- [To do] Each line below should be quoted exactly, please.

- [Records shown]
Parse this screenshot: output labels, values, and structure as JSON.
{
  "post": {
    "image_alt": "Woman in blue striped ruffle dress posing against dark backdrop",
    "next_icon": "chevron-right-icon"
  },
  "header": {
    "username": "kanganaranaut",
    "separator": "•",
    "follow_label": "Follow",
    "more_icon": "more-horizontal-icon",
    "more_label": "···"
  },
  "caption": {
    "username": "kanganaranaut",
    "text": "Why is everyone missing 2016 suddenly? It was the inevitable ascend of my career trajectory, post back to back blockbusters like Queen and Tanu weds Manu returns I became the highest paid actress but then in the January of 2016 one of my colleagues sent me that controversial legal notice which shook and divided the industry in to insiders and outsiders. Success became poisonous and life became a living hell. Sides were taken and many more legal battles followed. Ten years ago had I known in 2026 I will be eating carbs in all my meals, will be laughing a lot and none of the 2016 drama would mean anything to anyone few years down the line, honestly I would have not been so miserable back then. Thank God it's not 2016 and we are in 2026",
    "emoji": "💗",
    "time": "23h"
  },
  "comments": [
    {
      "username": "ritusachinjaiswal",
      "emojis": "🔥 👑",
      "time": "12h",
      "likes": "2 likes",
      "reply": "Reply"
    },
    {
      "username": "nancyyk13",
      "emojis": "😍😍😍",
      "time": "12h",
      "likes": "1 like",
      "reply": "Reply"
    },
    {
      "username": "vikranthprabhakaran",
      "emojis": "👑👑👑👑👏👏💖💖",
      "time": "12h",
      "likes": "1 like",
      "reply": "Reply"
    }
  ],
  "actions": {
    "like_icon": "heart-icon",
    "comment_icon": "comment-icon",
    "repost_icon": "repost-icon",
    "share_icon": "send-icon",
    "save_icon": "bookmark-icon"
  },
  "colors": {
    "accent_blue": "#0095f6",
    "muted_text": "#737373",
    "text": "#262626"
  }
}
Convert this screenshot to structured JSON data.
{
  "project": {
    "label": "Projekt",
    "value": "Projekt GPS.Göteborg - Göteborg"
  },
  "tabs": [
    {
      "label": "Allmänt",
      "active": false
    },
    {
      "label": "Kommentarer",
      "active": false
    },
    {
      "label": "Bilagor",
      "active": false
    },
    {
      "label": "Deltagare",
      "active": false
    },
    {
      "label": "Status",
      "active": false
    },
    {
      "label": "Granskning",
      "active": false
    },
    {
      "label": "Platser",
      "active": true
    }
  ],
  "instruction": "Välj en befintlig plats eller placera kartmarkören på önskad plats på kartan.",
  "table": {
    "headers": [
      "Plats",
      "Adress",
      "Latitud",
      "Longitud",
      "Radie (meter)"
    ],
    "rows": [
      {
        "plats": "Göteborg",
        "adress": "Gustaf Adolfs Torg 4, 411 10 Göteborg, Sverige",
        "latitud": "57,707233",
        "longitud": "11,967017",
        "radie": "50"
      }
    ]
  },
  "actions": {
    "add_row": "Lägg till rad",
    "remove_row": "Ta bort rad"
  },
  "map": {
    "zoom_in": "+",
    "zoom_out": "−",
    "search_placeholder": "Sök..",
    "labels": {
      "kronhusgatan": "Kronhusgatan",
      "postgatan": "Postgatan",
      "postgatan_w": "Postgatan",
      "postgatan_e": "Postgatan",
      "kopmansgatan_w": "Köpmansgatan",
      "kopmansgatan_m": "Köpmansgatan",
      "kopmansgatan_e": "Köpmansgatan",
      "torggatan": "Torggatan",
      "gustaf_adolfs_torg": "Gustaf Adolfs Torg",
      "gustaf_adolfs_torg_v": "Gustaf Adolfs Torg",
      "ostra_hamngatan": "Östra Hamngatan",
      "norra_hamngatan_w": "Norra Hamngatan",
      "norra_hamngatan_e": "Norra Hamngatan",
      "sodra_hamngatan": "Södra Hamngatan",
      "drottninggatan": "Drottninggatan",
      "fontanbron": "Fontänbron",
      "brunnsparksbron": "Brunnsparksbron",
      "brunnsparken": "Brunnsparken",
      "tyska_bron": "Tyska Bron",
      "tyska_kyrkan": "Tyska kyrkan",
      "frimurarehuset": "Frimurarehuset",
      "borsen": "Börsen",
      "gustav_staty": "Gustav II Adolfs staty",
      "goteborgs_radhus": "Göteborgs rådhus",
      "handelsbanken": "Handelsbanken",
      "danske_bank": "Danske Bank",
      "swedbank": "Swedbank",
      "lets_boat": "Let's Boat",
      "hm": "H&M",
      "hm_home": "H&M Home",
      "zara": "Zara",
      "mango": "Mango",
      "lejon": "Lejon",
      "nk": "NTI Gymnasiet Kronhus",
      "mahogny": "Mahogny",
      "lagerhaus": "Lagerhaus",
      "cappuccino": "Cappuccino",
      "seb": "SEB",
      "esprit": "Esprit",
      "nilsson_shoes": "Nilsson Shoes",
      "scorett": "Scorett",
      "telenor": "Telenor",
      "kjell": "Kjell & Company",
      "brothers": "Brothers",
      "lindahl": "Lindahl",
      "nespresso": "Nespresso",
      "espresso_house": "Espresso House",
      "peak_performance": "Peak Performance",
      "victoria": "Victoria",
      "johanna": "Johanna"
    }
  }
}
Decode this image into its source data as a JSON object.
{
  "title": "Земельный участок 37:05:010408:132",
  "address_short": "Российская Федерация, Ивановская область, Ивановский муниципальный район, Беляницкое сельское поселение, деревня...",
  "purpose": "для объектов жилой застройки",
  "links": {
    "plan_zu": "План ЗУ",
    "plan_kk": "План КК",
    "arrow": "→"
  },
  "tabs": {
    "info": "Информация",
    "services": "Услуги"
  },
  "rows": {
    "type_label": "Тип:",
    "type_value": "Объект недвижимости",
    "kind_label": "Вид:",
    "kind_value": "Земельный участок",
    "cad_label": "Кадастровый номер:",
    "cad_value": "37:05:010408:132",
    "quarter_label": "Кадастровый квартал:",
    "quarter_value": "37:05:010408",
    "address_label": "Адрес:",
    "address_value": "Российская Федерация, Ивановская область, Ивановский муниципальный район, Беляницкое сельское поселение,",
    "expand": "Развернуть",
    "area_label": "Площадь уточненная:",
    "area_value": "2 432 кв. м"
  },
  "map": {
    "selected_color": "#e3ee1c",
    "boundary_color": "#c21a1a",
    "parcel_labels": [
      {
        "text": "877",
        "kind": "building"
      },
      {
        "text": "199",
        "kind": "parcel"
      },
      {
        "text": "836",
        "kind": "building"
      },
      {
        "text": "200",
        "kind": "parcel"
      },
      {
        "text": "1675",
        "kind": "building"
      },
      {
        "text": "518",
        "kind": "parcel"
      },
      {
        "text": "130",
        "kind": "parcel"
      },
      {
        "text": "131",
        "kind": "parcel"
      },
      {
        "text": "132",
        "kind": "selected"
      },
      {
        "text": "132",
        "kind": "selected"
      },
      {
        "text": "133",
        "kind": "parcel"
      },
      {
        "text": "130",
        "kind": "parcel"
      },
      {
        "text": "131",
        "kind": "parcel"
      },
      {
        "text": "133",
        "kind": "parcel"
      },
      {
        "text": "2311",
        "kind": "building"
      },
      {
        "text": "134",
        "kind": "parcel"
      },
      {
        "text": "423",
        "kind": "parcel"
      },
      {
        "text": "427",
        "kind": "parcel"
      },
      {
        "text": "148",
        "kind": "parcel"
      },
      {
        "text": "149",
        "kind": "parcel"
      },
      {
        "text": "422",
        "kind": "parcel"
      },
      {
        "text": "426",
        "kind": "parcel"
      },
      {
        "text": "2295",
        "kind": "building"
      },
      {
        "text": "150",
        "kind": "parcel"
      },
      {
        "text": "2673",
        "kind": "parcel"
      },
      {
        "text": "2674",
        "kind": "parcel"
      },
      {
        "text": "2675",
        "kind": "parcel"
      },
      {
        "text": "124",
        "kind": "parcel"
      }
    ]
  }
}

- [Output below]
Parse this screenshot: output labels, values, and structure as JSON.
{
  "post": {
    "image_alt": "Woman in blue striped ruffle dress posing against dark backdrop",
    "next_icon": "chevron-right-icon"
  },
  "header": {
    "username": "kanganaranaut",
    "separator": "•",
    "follow_label": "Follow",
    "more_icon": "more-horizontal-icon",
    "more_label": "···"
  },
  "caption": {
    "username": "kanganaranaut",
    "text": "Why is everyone missing 2016 suddenly? It was the inevitable ascend of my career trajectory, post back to back blockbusters like Queen and Tanu weds Manu returns I became the highest paid actress but then in the January of 2016 one of my colleagues sent me that controversial legal notice which shook and divided the industry in to insiders and outsiders. Success became poisonous and life became a living hell. Sides were taken and many more legal battles followed. Ten years ago had I known in 2026 I will be eating carbs in all my meals, will be laughing a lot and none of the 2016 drama would mean anything to anyone few years down the line, honestly I would have not been so miserable back then. Thank God it's not 2016 and we are in 2026",
    "emoji": "💗",
    "time": "23h"
  },
  "comments": [
    {
      "username": "ritusachinjaiswal",
      "emojis": "🔥 👑",
      "time": "12h",
      "likes": "2 likes",
      "reply": "Reply"
    },
    {
      "username": "nancyyk13",
      "emojis": "😍😍😍",
      "time": "12h",
      "likes": "1 like",
      "reply": "Reply"
    },
    {
      "username": "vikranthprabhakaran",
      "emojis": "👑👑👑👑👏👏💖💖",
      "time": "12h",
      "likes": "1 like",
      "reply": "Reply"
    }
  ],
  "actions": {
    "like_icon": "heart-icon",
    "comment_icon": "comment-icon",
    "repost_icon": "repost-icon",
    "share_icon": "send-icon",
    "save_icon": "bookmark-icon"
  },
  "colors": {
    "accent_blue": "#0095f6",
    "muted_text": "#737373",
    "text": "#262626"
  }
}
Convert this screenshot to structured JSON data.
{
  "project": {
    "label": "Projekt",
    "value": "Projekt GPS.Göteborg - Göteborg"
  },
  "tabs": [
    {
      "label": "Allmänt",
      "active": false
    },
    {
      "label": "Kommentarer",
      "active": false
    },
    {
      "label": "Bilagor",
      "active": false
    },
    {
      "label": "Deltagare",
      "active": false
    },
    {
      "label": "Status",
      "active": false
    },
    {
      "label": "Granskning",
      "active": false
    },
    {
      "label": "Platser",
      "active": true
    }
  ],
  "instruction": "Välj en befintlig plats eller placera kartmarkören på önskad plats på kartan.",
  "table": {
    "headers": [
      "Plats",
      "Adress",
      "Latitud",
      "Longitud",
      "Radie (meter)"
    ],
    "rows": [
      {
        "plats": "Göteborg",
        "adress": "Gustaf Adolfs Torg 4, 411 10 Göteborg, Sverige",
        "latitud": "57,707233",
        "longitud": "11,967017",
        "radie": "50"
      }
    ]
  },
  "actions": {
    "add_row": "Lägg till rad",
    "remove_row": "Ta bort rad"
  },
  "map": {
    "zoom_in": "+",
    "zoom_out": "−",
    "search_placeholder": "Sök..",
    "labels": {
      "kronhusgatan": "Kronhusgatan",
      "postgatan": "Postgatan",
      "postgatan_w": "Postgatan",
      "postgatan_e": "Postgatan",
      "kopmansgatan_w": "Köpmansgatan",
      "kopmansgatan_m": "Köpmansgatan",
      "kopmansgatan_e": "Köpmansgatan",
      "torggatan": "Torggatan",
      "gustaf_adolfs_torg": "Gustaf Adolfs Torg",
      "gustaf_adolfs_torg_v": "Gustaf Adolfs Torg",
      "ostra_hamngatan": "Östra Hamngatan",
      "norra_hamngatan_w": "Norra Hamngatan",
      "norra_hamngatan_e": "Norra Hamngatan",
      "sodra_hamngatan": "Södra Hamngatan",
      "drottninggatan": "Drottninggatan",
      "fontanbron": "Fontänbron",
      "brunnsparksbron": "Brunnsparksbron",
      "brunnsparken": "Brunnsparken",
      "tyska_bron": "Tyska Bron",
      "tyska_kyrkan": "Tyska kyrkan",
      "frimurarehuset": "Frimurarehuset",
      "borsen": "Börsen",
      "gustav_staty": "Gustav II Adolfs staty",
      "goteborgs_radhus": "Göteborgs rådhus",
      "handelsbanken": "Handelsbanken",
      "danske_bank": "Danske Bank",
      "swedbank": "Swedbank",
      "lets_boat": "Let's Boat",
      "hm": "H&M",
      "hm_home": "H&M Home",
      "zara": "Zara",
      "mango": "Mango",
      "lejon": "Lejon",
      "nk": "NTI Gymnasiet Kronhus",
      "mahogny": "Mahogny",
      "lagerhaus": "Lagerhaus",
      "cappuccino": "Cappuccino",
      "seb": "SEB",
      "esprit": "Esprit",
      "nilsson_shoes": "Nilsson Shoes",
      "scorett": "Scorett",
      "telenor": "Telenor",
      "kjell": "Kjell & Company",
      "brothers": "Brothers",
      "lindahl": "Lindahl",
      "nespresso": "Nespresso",
      "espresso_house": "Espresso House",
      "peak_performance": "Peak Performance",
      "victoria": "Victoria",
      "johanna": "Johanna"
    }
  }
}
Decode this image into its source data as a JSON object.
{
  "title": "Земельный участок 37:05:010408:132",
  "address_short": "Российская Федерация, Ивановская область, Ивановский муниципальный район, Беляницкое сельское поселение, деревня...",
  "purpose": "для объектов жилой застройки",
  "links": {
    "plan_zu": "План ЗУ",
    "plan_kk": "План КК",
    "arrow": "→"
  },
  "tabs": {
    "info": "Информация",
    "services": "Услуги"
  },
  "rows": {
    "type_label": "Тип:",
    "type_value": "Объект недвижимости",
    "kind_label": "Вид:",
    "kind_value": "Земельный участок",
    "cad_label": "Кадастровый номер:",
    "cad_value": "37:05:010408:132",
    "quarter_label": "Кадастровый квартал:",
    "quarter_value": "37:05:010408",
    "address_label": "Адрес:",
    "address_value": "Российская Федерация, Ивановская область, Ивановский муниципальный район, Беляницкое сельское поселение,",
    "expand": "Развернуть",
    "area_label": "Площадь уточненная:",
    "area_value": "2 432 кв. м"
  },
  "map": {
    "selected_color": "#e3ee1c",
    "boundary_color": "#c21a1a",
    "parcel_labels": [
      {
        "text": "877",
        "kind": "building"
      },
      {
        "text": "199",
        "kind": "parcel"
      },
      {
        "text": "836",
        "kind": "building"
      },
      {
        "text": "200",
        "kind": "parcel"
      },
      {
        "text": "1675",
        "kind": "building"
      },
      {
        "text": "518",
        "kind": "parcel"
      },
      {
        "text": "130",
        "kind": "parcel"
      },
      {
        "text": "131",
        "kind": "parcel"
      },
      {
        "text": "132",
        "kind": "selected"
      },
      {
        "text": "132",
        "kind": "selected"
      },
      {
        "text": "133",
        "kind": "parcel"
      },
      {
        "text": "130",
        "kind": "parcel"
      },
      {
        "text": "131",
        "kind": "parcel"
      },
      {
        "text": "133",
        "kind": "parcel"
      },
      {
        "text": "2311",
        "kind": "building"
      },
      {
        "text": "134",
        "kind": "parcel"
      },
      {
        "text": "423",
        "kind": "parcel"
      },
      {
        "text": "427",
        "kind": "parcel"
      },
      {
        "text": "148",
        "kind": "parcel"
      },
      {
        "text": "149",
        "kind": "parcel"
      },
      {
        "text": "422",
        "kind": "parcel"
      },
      {
        "text": "426",
        "kind": "parcel"
      },
      {
        "text": "2295",
        "kind": "building"
      },
      {
        "text": "150",
        "kind": "parcel"
      },
      {
        "text": "2673",
        "kind": "parcel"
      },
      {
        "text": "2674",
        "kind": "parcel"
      },
      {
        "text": "2675",
        "kind": "parcel"
      },
      {
        "text": "124",
        "kind": "parcel"
      }
    ]
  }
}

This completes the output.